YOUR TASKS:
1. Translate this sentence from the linked list post into Spanish: "To get a benchmark, I rewrote the code in Go."
2. List every package that the Go program in the linked list post imports.
3. Write out the linked list post between "I've been writing" and "with various tweaks.", inclusive, putting "Rust" in place of "Go" each time it appears.

━━ SOURCE DOCUMENT

Iterating over linked list in C++ is slower than in Go

EDIT: After getting some feedback, I created a new example which should be more reproducible.
I've been writing a project in C++ that involves lots of linked list iteration. To get a benchmark, I rewrote the code in Go. Surprisingly I've found that the Go implementation runs consistently faster by ~10%, even after passing the -O flag to clang++. Probably I'm just missing some obvious optimization in C++ but I've been banging my head against a wall for a while with various tweaks.
Here's a simplified version, with identical implementations in C++ and Go where the Go program runs faster. All it does is create a linked list with 3000 nodes, and then time how long it takes to iterate over this list 1,000,000 times (7.5 secs in C++, 6.8 in Go).
C++:
#include <iostream>
#include <chrono>
using namespace std;
using ms = chrono::milliseconds;
struct Node {
Node *next;
double age;
};
// Global linked list of nodes
Node *nodes = nullptr;
void iterateAndPlace(double age) {
Node *node = nodes;
Node *prev = nullptr;
while (node != nullptr) {
// Just to make sure that age field is accessed
if (node->age > 99999) {
break;
}
prev = node;
node = node->next;
}
// Arbitrary action to make sure the compiler
// doesn't optimize away this function
prev->age = age;
}
int main() {
Node x = {};
std::cout << "Size of struct: " << sizeof(x) << "\n"; // 16 bytes
// Fill in global linked list with 3000 dummy nodes
for (int i=0; i<3000; i++) {
Node* newNode = new Node;
newNode->age = 0.0;
newNode->next = nodes;
nodes = newNode;
}
auto start = chrono::steady_clock::now();
for (int i=0; i<1000000; i++) {
iterateAndPlace(100.1);
}
auto end = chrono::steady_clock::now();
auto diff = end - start;
std::cout << "Elapsed time is : "<< chrono::duration_cast<ms>(diff).count()<<" ms "<<endl;
}
Go:
package main
import (
"time"
"fmt"
"unsafe"
)
type Node struct {
next *Node
age float64
}
var nodes *Node = nil
func iterateAndPlace(age float64) {
node := nodes
var prev *Node = nil
for node != nil {
if node.age > 99999 {
break
}
prev = node
node = node.next
}
prev.age = age
}
func main() {
x := Node{}
fmt.Printf("Size of struct: %d\n", unsafe.Sizeof(x)) // 16 bytes
for i := 0; i < 3000; i++ {
newNode := new(Node)
newNode.next = nodes
nodes = newNode
}
start := time.Now()
for i := 0; i < 1000000; i++ {
iterateAndPlace(100.1)
}
fmt.Printf("Time elapsed: %s\n", time.Since(start))

━━━━
━━ DATASET EXCERPTS

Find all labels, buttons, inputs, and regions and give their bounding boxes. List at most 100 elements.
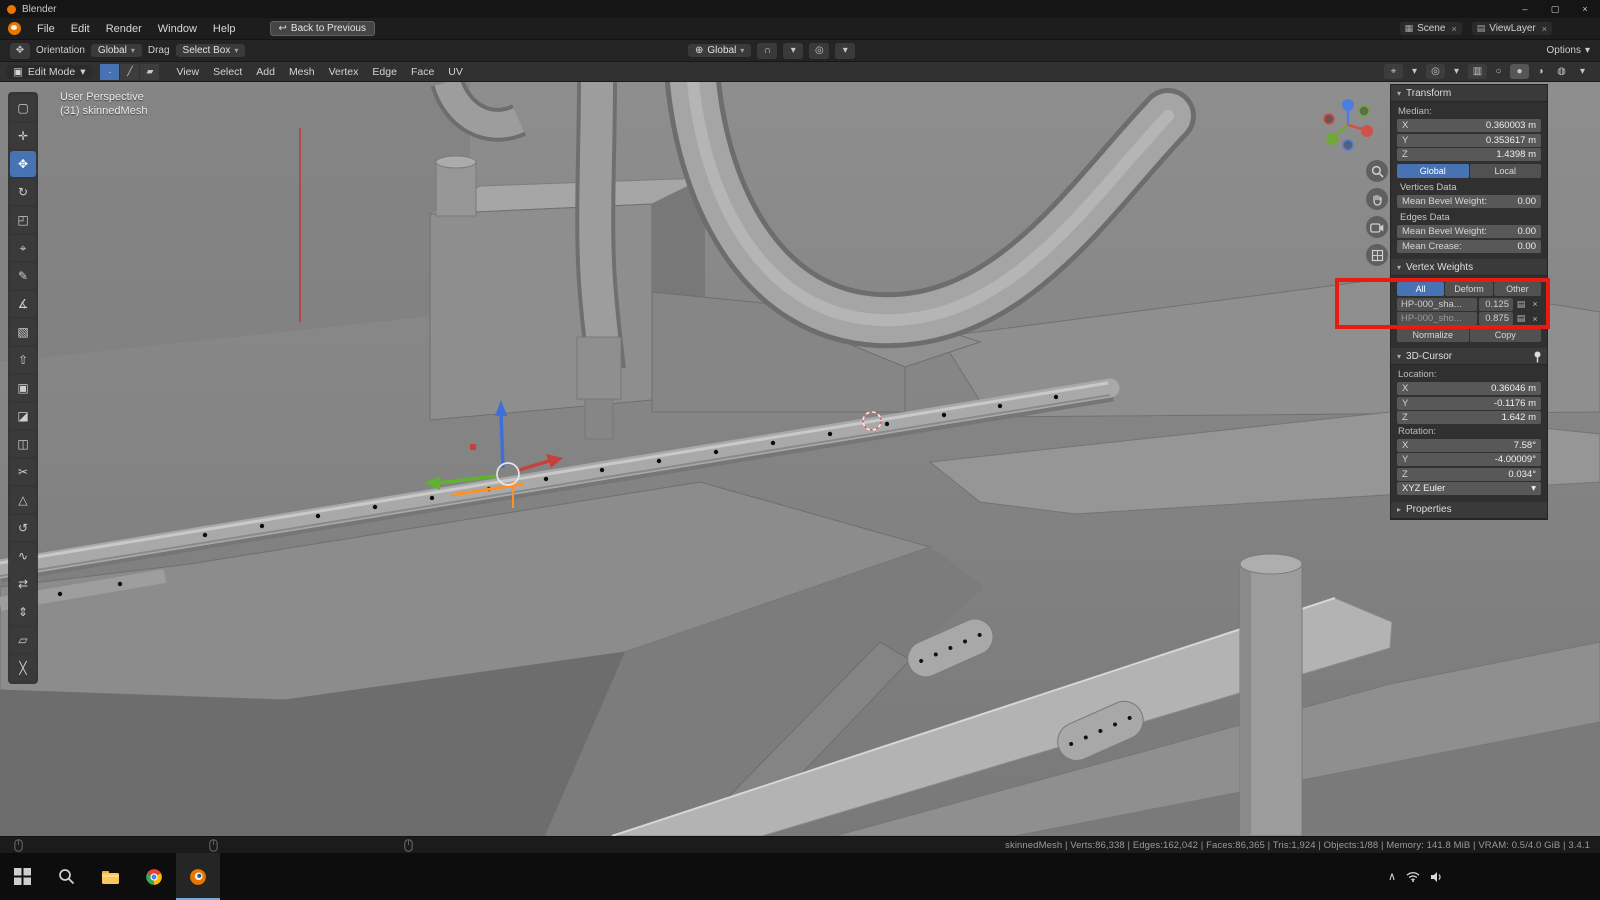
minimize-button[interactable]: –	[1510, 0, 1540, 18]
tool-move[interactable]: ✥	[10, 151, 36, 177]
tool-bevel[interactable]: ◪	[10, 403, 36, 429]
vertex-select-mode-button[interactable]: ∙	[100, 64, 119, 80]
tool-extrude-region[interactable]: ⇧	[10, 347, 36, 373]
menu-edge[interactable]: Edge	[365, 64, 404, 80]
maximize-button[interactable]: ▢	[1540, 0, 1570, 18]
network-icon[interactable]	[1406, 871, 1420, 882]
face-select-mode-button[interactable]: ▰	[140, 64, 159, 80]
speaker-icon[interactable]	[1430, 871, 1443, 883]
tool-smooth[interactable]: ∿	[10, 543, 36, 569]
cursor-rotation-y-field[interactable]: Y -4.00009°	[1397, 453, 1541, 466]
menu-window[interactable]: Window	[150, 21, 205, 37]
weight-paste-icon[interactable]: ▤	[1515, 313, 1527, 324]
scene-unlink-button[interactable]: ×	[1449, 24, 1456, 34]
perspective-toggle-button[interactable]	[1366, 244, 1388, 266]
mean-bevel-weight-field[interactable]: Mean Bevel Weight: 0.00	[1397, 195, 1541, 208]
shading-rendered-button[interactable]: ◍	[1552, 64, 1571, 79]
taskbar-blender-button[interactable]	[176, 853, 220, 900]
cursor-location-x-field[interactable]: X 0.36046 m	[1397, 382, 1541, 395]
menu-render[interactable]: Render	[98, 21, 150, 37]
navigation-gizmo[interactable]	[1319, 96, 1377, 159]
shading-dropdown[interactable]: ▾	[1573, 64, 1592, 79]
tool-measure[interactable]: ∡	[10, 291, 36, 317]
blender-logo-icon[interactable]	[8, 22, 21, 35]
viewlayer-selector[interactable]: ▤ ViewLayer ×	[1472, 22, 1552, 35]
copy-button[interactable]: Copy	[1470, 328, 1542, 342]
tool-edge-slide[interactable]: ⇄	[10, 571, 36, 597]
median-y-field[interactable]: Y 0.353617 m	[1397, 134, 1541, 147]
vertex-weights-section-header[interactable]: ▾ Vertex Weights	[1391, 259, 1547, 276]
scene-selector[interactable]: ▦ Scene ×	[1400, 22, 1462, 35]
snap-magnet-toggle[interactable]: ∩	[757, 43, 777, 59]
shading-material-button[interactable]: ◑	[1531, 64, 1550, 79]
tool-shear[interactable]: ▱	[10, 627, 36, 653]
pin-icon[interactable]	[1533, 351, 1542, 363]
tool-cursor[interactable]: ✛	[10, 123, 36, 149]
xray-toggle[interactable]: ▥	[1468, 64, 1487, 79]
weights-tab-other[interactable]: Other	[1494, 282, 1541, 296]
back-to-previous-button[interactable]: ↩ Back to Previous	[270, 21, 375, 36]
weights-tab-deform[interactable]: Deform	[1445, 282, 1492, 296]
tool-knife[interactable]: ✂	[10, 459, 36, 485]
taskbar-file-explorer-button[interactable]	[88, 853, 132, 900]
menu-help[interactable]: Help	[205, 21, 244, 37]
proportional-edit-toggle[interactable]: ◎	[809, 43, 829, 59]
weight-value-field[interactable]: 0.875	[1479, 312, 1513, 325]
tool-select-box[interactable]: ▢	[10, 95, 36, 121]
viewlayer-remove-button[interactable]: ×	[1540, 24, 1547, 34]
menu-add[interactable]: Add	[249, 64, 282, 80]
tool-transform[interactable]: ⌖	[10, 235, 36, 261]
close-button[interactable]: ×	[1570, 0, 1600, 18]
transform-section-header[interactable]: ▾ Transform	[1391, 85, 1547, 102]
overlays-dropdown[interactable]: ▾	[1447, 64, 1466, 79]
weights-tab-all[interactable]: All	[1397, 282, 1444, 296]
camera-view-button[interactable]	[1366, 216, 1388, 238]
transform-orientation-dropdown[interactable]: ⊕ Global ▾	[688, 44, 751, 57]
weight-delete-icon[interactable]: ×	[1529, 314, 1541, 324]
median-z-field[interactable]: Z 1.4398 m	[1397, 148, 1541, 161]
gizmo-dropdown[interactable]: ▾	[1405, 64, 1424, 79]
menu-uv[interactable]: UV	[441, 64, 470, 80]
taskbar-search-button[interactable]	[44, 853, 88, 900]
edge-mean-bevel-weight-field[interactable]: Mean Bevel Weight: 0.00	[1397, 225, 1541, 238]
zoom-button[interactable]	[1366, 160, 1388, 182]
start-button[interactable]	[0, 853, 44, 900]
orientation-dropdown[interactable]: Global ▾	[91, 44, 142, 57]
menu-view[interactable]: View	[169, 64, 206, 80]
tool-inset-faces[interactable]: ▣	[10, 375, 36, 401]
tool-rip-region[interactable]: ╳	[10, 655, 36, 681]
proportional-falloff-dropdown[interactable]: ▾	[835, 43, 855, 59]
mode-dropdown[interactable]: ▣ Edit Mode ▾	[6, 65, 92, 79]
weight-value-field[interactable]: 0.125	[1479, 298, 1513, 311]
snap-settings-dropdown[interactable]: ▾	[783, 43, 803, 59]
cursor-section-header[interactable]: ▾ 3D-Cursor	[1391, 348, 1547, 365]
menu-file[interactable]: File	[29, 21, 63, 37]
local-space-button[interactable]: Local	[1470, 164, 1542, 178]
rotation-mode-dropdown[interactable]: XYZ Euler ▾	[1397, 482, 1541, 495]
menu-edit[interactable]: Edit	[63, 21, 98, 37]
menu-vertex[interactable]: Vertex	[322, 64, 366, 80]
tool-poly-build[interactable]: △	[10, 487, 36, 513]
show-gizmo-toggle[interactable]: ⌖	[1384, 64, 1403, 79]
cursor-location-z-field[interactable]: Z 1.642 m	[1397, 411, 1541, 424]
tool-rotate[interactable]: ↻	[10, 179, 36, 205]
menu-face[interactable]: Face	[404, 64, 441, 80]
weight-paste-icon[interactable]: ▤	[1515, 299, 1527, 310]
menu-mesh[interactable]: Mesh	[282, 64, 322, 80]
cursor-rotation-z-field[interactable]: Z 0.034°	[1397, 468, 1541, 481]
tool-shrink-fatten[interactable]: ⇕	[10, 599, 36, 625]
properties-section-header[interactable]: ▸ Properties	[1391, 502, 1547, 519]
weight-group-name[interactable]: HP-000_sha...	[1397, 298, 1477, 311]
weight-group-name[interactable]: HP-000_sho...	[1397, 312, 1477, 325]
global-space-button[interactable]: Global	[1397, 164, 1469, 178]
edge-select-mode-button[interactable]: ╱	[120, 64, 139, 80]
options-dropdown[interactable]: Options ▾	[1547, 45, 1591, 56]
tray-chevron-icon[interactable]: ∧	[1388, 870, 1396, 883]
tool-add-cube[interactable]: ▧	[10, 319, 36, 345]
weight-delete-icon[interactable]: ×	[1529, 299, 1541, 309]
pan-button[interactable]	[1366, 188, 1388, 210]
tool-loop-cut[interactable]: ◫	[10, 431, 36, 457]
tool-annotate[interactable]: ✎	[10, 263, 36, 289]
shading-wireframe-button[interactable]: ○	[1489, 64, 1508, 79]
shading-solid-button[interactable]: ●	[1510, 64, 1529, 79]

━━━━

RESPONSE LIST:
1. Para tener un punto de referencia, reescribí el código en Go.

2. time, fmt, unsafe

3.
I've been writing a project in C++ that involves lots of linked list iteration. To get a benchmark, I rewrote the code in Rust. Surprisingly I've found that the Rust implementation runs consistently faster by ~10%, even after passing the -O flag to clang++. Probably I'm just missing some obvious optimization in C++ but I've been banging my head against a wall for a while with various tweaks.